Pull out every line of the records below that contains the string "sump", and copy each one in full.

(Dataset excerpts)
[Start]

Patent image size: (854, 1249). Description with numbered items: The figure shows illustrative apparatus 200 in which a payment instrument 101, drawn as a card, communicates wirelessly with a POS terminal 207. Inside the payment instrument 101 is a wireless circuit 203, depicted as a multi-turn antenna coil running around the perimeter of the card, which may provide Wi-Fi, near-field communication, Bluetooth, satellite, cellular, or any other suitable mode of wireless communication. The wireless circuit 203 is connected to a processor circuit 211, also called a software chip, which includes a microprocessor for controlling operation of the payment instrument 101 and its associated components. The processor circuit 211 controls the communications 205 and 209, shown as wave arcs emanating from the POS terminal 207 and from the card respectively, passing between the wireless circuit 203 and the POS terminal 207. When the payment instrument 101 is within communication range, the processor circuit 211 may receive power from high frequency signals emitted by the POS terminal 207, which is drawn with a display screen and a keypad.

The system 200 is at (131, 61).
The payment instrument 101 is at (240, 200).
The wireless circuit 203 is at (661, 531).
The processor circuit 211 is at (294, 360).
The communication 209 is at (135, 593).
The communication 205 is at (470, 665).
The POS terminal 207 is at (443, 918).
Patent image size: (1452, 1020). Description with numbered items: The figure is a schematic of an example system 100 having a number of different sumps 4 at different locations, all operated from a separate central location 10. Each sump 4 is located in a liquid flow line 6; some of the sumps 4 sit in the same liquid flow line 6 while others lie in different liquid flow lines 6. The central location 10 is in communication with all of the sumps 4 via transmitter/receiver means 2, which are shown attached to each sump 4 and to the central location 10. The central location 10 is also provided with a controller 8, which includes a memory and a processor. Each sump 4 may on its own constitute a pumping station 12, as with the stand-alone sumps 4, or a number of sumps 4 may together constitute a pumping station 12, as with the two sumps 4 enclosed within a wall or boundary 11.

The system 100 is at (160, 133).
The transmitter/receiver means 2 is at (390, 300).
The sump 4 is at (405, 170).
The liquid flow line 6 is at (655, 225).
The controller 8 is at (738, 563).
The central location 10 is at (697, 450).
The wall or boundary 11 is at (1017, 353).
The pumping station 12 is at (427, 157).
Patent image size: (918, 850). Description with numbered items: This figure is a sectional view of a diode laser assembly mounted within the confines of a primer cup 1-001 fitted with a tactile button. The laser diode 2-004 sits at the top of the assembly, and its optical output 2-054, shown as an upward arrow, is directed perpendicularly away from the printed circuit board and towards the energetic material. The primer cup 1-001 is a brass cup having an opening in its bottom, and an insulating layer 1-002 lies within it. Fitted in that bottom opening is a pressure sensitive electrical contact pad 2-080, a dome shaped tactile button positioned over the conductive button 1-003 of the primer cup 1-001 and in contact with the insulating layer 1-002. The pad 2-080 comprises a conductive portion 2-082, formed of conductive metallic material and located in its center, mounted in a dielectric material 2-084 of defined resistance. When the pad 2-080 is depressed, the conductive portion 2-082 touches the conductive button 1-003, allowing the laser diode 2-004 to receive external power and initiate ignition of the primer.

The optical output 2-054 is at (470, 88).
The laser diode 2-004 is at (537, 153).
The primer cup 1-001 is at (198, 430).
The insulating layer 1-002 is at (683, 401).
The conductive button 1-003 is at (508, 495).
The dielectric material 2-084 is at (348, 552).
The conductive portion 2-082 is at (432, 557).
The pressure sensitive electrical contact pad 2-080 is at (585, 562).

[End]

* [ANSWER TO THIS PROBLEM]:
Patent image size: (1452, 1020). Description with numbered items: The figure is a schematic of an example system 100 having a number of different sumps 4 at different locations, all operated from a separate central location 10. Each sump 4 is located in a liquid flow line 6; some of the sumps 4 sit in the same liquid flow line 6 while others lie in different liquid flow lines 6. The central location 10 is in communication with all of the sumps 4 via transmitter/receiver means 2, which are shown attached to each sump 4 and to the central location 10. The central location 10 is also provided with a controller 8, which includes a memory and a processor. Each sump 4 may on its own constitute a pumping station 12, as with the stand-alone sumps 4, or a number of sumps 4 may together constitute a pumping station 12, as with the two sumps 4 enclosed within a wall or boundary 11.
The sump 4 is at (405, 170).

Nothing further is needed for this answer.